Pick up the MythTV hardware discussion below after its final sentence and continue writing it.

EXERCISE TEXT:

______________________________

Michael Bochynski wrote:

On Mon, 2005-10-24 at 15:07 -0400, Michael T. Dean wrote:
[...]
However, honestly, the advantages of NVIDIA card you presented are not
overwhelming. The MythTV box will be used for MythTV only, nothing else,
hence OpenGL does not matter, am I right?

OpenGL is currently used by MythMusic (Goom!!!! among other visualizations), and many games that are played using MythGame. Then, there's OpenGL vsync for smooth frame delivery.

Also, MythUI--which will probably show up in 0.20--will use OpenGL as the painting backend by default and will be the best reason to have hardware-based OpenGL acceleration support.

While MythGames are not on the list, MythMusic and new MythUI is worth considering. BTW, do you know when 0.20 is planned to be released?
Generally, the idea seems to be to release it "when it's finished." ;) Even guessing a release date for 0.19 is way beyond my abilities. But, when it is released (0.19, 0.20, or any other version), it should be worth the wait. :)

I don't even have, and don't
plan to have, a regular monitor/LCD at home which I could use :) Signal
(MythTV) goes to TV out only.
Right now I output TV to my receiver and then to TV. While HDTV is a
nice-to-have, i do not expect to have it in the next 6 - 12 month, while
I will watch TV in the next 6 - 12 months :) Hence having DVI, HDTV and
so on is not the highest priority. I will probably want to add it,
Yeah, me too. But then again, plans change. I just bought an HDTV--something I've been saying I wouldn't do...

______________________________

STORED DATA:
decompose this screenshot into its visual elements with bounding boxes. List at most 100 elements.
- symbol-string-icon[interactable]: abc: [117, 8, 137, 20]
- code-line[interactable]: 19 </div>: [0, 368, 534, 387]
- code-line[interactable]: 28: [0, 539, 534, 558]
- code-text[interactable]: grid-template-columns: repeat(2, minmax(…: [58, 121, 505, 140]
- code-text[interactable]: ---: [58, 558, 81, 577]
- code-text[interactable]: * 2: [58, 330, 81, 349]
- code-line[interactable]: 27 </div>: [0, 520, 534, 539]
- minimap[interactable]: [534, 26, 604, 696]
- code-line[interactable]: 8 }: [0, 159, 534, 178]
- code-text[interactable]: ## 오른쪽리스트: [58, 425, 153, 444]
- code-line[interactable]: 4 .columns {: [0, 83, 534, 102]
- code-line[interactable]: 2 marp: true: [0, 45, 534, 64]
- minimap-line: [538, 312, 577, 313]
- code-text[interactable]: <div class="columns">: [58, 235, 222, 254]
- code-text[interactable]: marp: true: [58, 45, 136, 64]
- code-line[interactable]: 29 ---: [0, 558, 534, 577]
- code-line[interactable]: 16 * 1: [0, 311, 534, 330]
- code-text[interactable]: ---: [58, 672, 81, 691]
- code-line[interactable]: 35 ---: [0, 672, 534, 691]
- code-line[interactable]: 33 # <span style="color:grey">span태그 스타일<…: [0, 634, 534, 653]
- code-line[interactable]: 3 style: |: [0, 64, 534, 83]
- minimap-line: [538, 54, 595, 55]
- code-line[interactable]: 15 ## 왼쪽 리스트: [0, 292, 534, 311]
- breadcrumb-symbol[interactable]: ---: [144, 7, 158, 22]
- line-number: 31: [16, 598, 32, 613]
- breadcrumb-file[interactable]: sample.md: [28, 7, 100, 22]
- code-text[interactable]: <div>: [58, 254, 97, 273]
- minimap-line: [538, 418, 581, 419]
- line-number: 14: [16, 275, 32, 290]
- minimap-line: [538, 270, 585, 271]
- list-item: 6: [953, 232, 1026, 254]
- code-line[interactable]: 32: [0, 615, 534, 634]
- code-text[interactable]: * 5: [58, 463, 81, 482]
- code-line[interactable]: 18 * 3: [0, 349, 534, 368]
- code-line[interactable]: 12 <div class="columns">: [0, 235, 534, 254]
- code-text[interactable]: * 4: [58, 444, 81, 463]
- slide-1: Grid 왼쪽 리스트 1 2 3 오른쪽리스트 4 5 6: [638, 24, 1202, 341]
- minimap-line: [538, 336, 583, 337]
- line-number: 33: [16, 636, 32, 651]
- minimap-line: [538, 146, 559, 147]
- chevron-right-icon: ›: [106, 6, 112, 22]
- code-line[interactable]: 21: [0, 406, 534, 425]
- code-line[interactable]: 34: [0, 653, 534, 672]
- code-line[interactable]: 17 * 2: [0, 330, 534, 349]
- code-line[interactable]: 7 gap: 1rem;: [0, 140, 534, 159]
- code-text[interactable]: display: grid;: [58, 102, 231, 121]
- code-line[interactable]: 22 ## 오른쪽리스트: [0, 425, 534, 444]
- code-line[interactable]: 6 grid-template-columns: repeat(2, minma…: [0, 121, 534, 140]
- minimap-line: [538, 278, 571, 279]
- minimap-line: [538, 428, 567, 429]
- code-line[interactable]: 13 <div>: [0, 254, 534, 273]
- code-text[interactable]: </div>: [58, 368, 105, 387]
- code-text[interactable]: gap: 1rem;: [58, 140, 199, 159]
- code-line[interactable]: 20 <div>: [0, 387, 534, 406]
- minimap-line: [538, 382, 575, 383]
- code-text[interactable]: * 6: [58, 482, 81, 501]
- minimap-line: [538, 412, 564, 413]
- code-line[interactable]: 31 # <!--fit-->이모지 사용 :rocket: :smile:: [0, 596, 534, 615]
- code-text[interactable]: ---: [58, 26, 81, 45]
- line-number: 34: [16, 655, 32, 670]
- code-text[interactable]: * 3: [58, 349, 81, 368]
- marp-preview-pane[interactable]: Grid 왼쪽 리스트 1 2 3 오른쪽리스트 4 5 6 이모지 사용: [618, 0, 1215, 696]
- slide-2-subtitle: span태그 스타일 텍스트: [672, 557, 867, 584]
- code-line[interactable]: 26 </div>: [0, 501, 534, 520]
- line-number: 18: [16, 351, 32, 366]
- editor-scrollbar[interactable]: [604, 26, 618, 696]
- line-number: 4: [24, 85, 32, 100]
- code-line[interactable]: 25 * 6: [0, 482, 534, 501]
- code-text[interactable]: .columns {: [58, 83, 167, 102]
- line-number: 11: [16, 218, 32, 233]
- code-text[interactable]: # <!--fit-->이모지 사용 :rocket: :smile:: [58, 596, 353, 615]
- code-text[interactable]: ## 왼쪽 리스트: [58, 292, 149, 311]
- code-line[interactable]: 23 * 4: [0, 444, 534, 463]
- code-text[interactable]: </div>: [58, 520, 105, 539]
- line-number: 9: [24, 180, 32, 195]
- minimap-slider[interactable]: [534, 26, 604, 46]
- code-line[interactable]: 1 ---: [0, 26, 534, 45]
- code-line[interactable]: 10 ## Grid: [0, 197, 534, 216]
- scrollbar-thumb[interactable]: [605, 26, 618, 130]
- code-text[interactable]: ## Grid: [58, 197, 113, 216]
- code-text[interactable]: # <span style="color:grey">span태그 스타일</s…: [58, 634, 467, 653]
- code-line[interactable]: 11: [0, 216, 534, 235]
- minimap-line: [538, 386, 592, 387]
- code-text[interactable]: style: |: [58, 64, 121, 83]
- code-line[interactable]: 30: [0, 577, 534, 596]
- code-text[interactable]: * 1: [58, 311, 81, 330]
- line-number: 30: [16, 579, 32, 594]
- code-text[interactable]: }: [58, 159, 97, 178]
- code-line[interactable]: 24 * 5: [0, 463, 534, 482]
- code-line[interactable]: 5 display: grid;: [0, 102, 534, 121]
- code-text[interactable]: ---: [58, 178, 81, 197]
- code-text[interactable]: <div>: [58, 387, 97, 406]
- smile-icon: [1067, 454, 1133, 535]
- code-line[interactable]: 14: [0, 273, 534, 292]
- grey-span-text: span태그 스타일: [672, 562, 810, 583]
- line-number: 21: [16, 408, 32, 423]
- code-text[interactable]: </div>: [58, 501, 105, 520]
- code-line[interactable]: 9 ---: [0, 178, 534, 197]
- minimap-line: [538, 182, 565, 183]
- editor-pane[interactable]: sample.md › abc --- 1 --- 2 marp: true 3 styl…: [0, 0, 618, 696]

______________________________

ANSWER TO THIS EXERCISE:
:) yep. I totally agree. You never know. However, while I'd like to have nice (new) tv, trekking in Peru and visiting Mexico, Paris and Toronto
takes precedence :)
I hope you do better at sticking to your low-cost resolution than I did. :)

But, it's your decision to make--I was just trying to answer your question, "whether it makes more sense to get PVR-350 (I don't need dual tuners of 500, since I use cable box) or nice NVIDIA graphics card for better support for linux?"

I'm just thinking that if you're truly concerned with the pursuit of video perfection, you'll eventually find that NTSC/PAL--not your video/capture card--is the weak link in the chain. :)
:)
I am going solely after the  picture (TV) quality. I do not mind
proprietary drivers, since I hope I have my compile-from-source times
behind me, starting with the (very) early Linux times. I know, however,
that ATI (proprietary) drivers are worse than NVIDIA ones. BTW, which
NVIIDA card is worth looking at? I don't want to end up with card which
is not supported under Linux at all.
Like I said, the PVR-350 will provide that placebo effect that makes you believe for sure that you have the best possible picture quality. ;)
yeah ... and since my goal was not to spend any money (so far so good - old
parts from unused computers of mine), it seems that graphics card would be a better solution in a long run.
Also, see if you can do anything with your current configuration. It's quite possible that modifying the recording parameters/CODEC or modifying your ATI/X settings may be all that's needed. And, if getting a new $40-$60 NVIDIA 5200 card doesn't fix the problems you're seeing, you'll have to dig into the configuration stuff, anyway. (BTW, I can't recommend a brand for the 5200--I don't know anything about them. It's hard enough trying to keep up with NVIDIA's/ATI's, "let's use our competitor's naming scheme, but with a higher number" games as they move from generation to generation of GPU's let alone trying to keep up with the best 3rd-party card makers.)

And I admit, that software encoding itself, does not have a huge impact on the system, I can live with that.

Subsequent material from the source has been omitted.